▶ [DIRECTIONS] Repeat the data below exactly. Include each line.

▶ [DATA SUPPLIED]
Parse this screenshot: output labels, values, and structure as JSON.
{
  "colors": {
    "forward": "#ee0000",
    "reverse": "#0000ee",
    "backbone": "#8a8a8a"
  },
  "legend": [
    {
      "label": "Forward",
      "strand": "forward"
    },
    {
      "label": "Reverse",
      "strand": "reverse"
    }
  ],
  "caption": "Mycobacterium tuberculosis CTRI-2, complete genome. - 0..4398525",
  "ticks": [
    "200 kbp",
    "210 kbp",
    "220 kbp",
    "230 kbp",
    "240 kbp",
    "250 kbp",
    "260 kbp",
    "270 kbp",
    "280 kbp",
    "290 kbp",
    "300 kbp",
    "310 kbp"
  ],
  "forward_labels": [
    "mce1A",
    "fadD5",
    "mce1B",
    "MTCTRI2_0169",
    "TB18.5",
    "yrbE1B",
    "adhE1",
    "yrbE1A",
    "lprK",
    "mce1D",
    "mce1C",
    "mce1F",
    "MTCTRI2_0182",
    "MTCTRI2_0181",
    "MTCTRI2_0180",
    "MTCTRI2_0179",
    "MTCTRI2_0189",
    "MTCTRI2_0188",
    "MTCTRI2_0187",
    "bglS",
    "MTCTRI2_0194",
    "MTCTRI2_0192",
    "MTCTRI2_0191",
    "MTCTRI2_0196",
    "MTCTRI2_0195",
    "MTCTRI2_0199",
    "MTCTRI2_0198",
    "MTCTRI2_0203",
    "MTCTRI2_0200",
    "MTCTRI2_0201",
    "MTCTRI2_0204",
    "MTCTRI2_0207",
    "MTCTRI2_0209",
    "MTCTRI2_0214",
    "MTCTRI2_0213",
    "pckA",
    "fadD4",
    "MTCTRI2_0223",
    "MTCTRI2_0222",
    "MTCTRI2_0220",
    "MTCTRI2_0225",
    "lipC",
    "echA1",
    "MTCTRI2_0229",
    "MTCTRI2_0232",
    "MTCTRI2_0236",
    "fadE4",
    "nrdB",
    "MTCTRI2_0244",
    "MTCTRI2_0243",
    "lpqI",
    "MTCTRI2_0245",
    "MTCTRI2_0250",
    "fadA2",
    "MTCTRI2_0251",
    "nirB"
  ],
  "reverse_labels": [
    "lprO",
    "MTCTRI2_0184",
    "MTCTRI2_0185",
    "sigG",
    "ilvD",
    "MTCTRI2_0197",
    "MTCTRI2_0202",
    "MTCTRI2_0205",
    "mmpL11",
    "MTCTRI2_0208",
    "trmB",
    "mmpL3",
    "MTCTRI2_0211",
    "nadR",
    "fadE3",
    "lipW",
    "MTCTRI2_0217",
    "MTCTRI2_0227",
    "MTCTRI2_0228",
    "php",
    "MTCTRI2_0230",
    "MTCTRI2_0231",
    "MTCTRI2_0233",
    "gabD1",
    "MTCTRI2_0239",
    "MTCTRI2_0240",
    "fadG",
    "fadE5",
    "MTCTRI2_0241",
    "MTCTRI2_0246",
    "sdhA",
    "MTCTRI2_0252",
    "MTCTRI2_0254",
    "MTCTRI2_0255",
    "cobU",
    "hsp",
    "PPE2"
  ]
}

▶ [ANSWER BOX]
Parse this screenshot: output labels, values, and structure as JSON.
{
  "colors": {
    "forward": "#ee0000",
    "reverse": "#0000ee",
    "backbone": "#8a8a8a"
  },
  "legend": [
    {
      "label": "Forward",
      "strand": "forward"
    },
    {
      "label": "Reverse",
      "strand": "reverse"
    }
  ],
  "caption": "Mycobacterium tuberculosis CTRI-2, complete genome. - 0..4398525",
  "ticks": [
    "200 kbp",
    "210 kbp",
    "220 kbp",
    "230 kbp",
    "240 kbp",
    "250 kbp",
    "260 kbp",
    "270 kbp",
    "280 kbp",
    "290 kbp",
    "300 kbp",
    "310 kbp"
  ],
  "forward_labels": [
    "mce1A",
    "fadD5",
    "mce1B",
    "MTCTRI2_0169",
    "TB18.5",
    "yrbE1B",
    "adhE1",
    "yrbE1A",
    "lprK",
    "mce1D",
    "mce1C",
    "mce1F",
    "MTCTRI2_0182",
    "MTCTRI2_0181",
    "MTCTRI2_0180",
    "MTCTRI2_0179",
    "MTCTRI2_0189",
    "MTCTRI2_0188",
    "MTCTRI2_0187",
    "bglS",
    "MTCTRI2_0194",
    "MTCTRI2_0192",
    "MTCTRI2_0191",
    "MTCTRI2_0196",
    "MTCTRI2_0195",
    "MTCTRI2_0199",
    "MTCTRI2_0198",
    "MTCTRI2_0203",
    "MTCTRI2_0200",
    "MTCTRI2_0201",
    "MTCTRI2_0204",
    "MTCTRI2_0207",
    "MTCTRI2_0209",
    "MTCTRI2_0214",
    "MTCTRI2_0213",
    "pckA",
    "fadD4",
    "MTCTRI2_0223",
    "MTCTRI2_0222",
    "MTCTRI2_0220",
    "MTCTRI2_0225",
    "lipC",
    "echA1",
    "MTCTRI2_0229",
    "MTCTRI2_0232",
    "MTCTRI2_0236",
    "fadE4",
    "nrdB",
    "MTCTRI2_0244",
    "MTCTRI2_0243",
    "lpqI",
    "MTCTRI2_0245",
    "MTCTRI2_0250",
    "fadA2",
    "MTCTRI2_0251",
    "nirB"
  ],
  "reverse_labels": [
    "lprO",
    "MTCTRI2_0184",
    "MTCTRI2_0185",
    "sigG",
    "ilvD",
    "MTCTRI2_0197",
    "MTCTRI2_0202",
    "MTCTRI2_0205",
    "mmpL11",
    "MTCTRI2_0208",
    "trmB",
    "mmpL3",
    "MTCTRI2_0211",
    "nadR",
    "fadE3",
    "lipW",
    "MTCTRI2_0217",
    "MTCTRI2_0227",
    "MTCTRI2_0228",
    "php",
    "MTCTRI2_0230",
    "MTCTRI2_0231",
    "MTCTRI2_0233",
    "gabD1",
    "MTCTRI2_0239",
    "MTCTRI2_0240",
    "fadG",
    "fadE5",
    "MTCTRI2_0241",
    "MTCTRI2_0246",
    "sdhA",
    "MTCTRI2_0252",
    "MTCTRI2_0254",
    "MTCTRI2_0255",
    "cobU",
    "hsp",
    "PPE2"
  ]
}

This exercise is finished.